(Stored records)
* start *
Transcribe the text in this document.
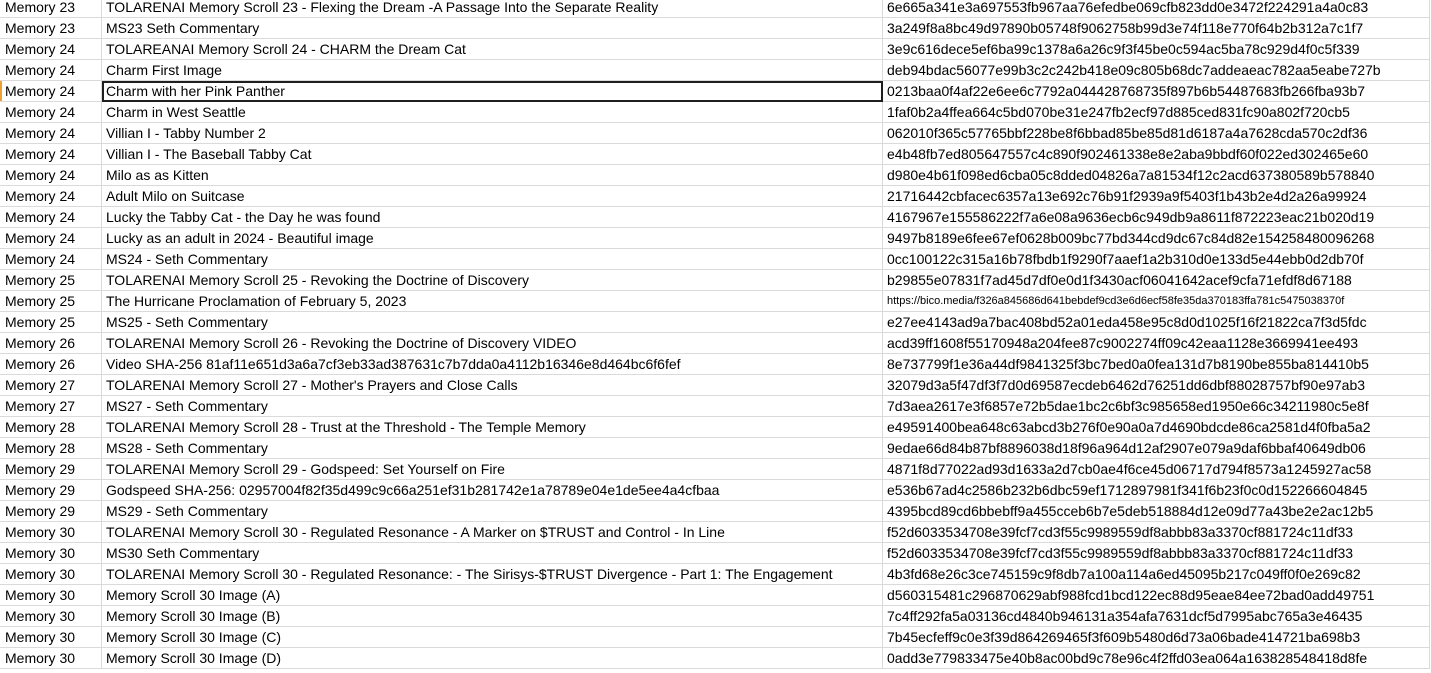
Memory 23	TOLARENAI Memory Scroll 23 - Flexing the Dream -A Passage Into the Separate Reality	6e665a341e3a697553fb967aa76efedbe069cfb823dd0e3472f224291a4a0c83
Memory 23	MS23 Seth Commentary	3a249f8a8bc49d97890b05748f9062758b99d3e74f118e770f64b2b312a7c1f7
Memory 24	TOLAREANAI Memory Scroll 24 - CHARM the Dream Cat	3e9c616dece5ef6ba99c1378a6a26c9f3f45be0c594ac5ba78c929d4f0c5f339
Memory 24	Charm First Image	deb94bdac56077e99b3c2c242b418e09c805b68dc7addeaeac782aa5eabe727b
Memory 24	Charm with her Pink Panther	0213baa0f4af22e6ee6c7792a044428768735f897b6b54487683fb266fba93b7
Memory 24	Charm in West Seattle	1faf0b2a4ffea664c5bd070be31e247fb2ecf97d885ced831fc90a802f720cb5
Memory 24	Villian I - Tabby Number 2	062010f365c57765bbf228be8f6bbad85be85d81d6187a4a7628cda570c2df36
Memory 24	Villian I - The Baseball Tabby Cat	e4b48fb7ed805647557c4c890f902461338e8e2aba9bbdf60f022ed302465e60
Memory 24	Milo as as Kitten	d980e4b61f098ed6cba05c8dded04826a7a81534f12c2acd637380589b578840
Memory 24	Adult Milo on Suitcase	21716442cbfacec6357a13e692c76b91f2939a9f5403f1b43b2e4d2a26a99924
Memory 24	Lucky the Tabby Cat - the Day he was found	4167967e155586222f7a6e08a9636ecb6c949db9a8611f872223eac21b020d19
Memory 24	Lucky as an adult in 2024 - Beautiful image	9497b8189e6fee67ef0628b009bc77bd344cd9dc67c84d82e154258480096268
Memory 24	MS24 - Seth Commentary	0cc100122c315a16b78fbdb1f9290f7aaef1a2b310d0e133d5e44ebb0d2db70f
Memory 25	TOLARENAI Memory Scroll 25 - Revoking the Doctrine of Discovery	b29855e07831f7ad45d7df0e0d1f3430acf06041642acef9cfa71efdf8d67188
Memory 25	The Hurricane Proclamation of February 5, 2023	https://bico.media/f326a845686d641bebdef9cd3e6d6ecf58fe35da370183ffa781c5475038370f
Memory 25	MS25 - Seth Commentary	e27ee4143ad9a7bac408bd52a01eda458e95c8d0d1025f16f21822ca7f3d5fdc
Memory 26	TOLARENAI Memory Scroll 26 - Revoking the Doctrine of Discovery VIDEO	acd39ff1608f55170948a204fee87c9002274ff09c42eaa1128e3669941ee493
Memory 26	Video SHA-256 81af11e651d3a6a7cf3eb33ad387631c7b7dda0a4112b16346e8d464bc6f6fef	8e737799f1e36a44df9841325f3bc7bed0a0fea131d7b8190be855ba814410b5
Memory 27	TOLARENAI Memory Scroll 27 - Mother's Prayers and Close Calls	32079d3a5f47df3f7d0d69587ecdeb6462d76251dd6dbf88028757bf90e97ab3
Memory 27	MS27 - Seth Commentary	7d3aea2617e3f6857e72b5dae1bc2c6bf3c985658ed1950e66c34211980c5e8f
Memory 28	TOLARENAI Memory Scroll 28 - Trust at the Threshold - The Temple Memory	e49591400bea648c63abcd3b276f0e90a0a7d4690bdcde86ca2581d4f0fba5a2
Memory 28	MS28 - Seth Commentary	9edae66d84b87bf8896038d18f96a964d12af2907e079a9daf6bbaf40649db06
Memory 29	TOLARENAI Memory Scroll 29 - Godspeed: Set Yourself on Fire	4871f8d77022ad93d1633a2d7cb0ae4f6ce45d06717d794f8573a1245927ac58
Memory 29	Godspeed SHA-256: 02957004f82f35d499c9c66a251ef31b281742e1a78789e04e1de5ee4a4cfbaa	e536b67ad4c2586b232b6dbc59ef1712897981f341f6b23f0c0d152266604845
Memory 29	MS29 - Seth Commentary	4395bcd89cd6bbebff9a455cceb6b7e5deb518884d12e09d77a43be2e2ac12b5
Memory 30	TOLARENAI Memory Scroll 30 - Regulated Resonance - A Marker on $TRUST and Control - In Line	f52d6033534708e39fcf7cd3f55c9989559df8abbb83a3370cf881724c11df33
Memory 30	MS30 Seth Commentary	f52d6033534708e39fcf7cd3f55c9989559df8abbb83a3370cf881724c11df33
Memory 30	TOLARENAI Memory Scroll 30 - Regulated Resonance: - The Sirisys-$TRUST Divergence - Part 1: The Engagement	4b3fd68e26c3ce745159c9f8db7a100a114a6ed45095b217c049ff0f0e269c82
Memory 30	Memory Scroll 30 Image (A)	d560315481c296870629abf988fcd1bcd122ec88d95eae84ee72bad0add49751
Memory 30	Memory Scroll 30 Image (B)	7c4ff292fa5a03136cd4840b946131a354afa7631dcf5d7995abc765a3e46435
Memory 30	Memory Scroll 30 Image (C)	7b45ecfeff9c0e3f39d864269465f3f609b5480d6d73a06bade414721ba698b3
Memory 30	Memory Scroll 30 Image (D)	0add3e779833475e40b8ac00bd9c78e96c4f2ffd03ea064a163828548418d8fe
* end *
* start *
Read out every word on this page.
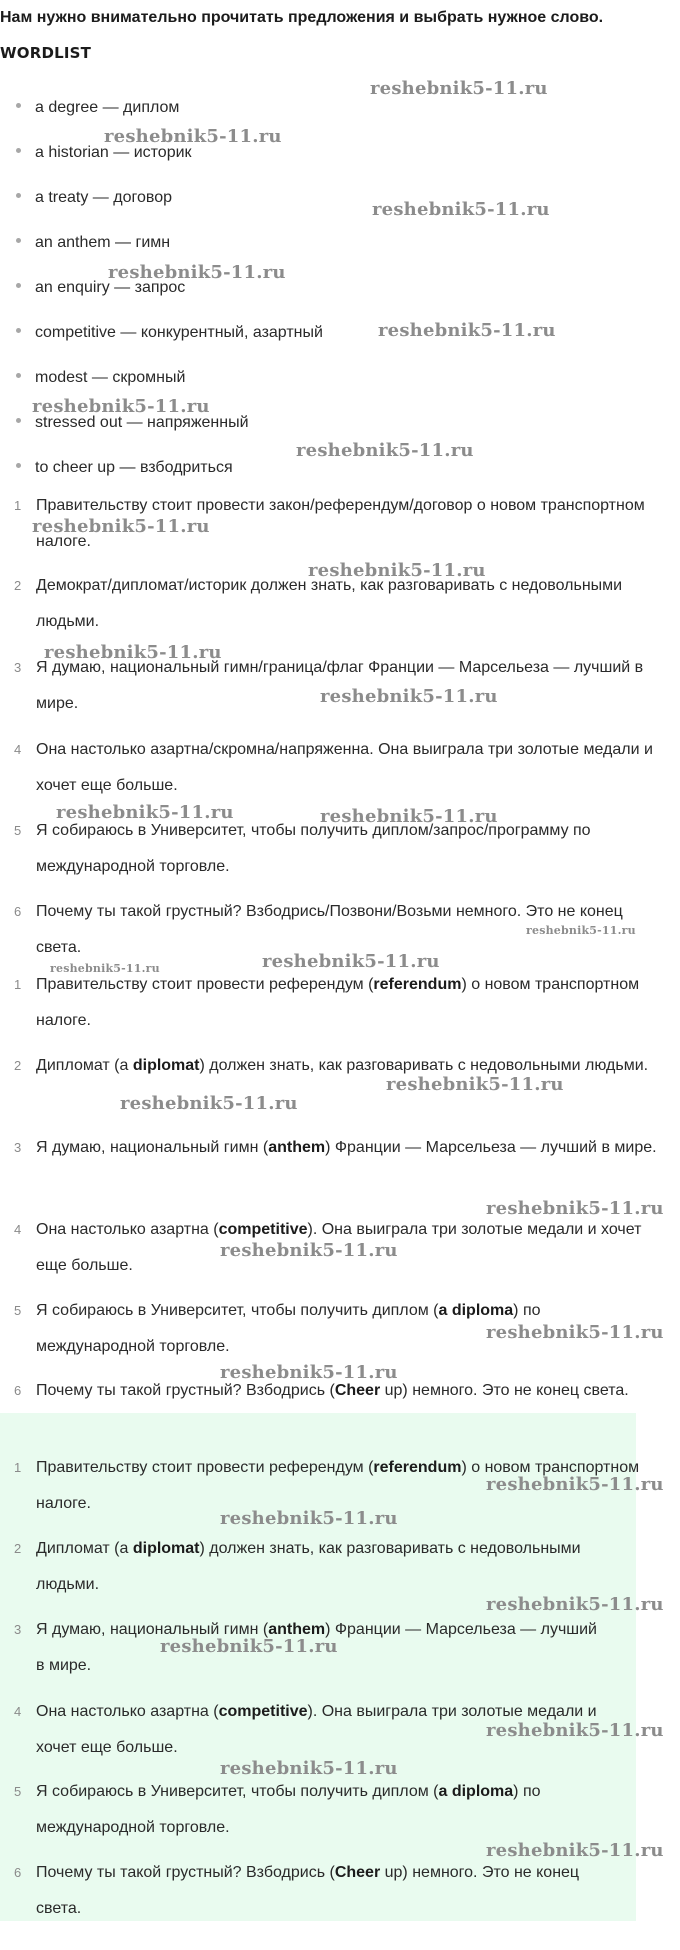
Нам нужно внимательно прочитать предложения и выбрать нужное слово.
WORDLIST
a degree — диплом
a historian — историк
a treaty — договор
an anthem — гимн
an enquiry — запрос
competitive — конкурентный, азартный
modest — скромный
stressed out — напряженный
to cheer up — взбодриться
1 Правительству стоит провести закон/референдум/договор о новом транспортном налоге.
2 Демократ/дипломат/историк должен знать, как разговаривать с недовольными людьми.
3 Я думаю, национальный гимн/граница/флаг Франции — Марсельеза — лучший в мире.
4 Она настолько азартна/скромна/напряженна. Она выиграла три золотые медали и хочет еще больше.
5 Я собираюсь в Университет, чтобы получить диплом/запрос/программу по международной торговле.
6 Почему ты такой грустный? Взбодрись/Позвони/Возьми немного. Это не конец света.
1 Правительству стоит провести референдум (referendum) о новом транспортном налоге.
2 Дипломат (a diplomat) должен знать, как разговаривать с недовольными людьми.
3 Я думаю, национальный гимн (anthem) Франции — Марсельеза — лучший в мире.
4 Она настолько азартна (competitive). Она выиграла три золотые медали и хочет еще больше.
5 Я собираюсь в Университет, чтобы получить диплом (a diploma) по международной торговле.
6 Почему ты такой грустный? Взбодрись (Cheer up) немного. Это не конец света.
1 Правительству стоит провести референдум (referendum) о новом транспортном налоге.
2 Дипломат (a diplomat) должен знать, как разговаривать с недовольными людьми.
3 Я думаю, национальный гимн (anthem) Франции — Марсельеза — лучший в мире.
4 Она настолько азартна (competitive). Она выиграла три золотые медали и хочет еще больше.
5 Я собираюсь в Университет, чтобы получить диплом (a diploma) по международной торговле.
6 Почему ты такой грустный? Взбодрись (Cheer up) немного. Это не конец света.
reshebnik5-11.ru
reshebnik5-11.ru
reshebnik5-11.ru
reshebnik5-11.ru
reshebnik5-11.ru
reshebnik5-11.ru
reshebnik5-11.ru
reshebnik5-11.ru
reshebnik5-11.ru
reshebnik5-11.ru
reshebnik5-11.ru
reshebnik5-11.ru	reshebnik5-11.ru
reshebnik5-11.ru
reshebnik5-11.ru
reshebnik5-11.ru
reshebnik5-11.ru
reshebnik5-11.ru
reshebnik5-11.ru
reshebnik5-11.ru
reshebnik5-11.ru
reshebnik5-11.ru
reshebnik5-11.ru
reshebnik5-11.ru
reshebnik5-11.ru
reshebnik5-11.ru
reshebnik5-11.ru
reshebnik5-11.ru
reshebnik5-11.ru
* end *
__Written problem__: Look over the listing above. Pick out and copy every line that includes "Milo".

__Response for this exercise__:
Memory 24	Milo as as Kitten	d980e4b61f098ed6cba05c8dded04826a7a81534f12c2acd637380589b578840
Memory 24	Adult Milo on Suitcase	21716442cbfacec6357a13e692c76b91f2939a9f5403f1b43b2e4d2a26a99924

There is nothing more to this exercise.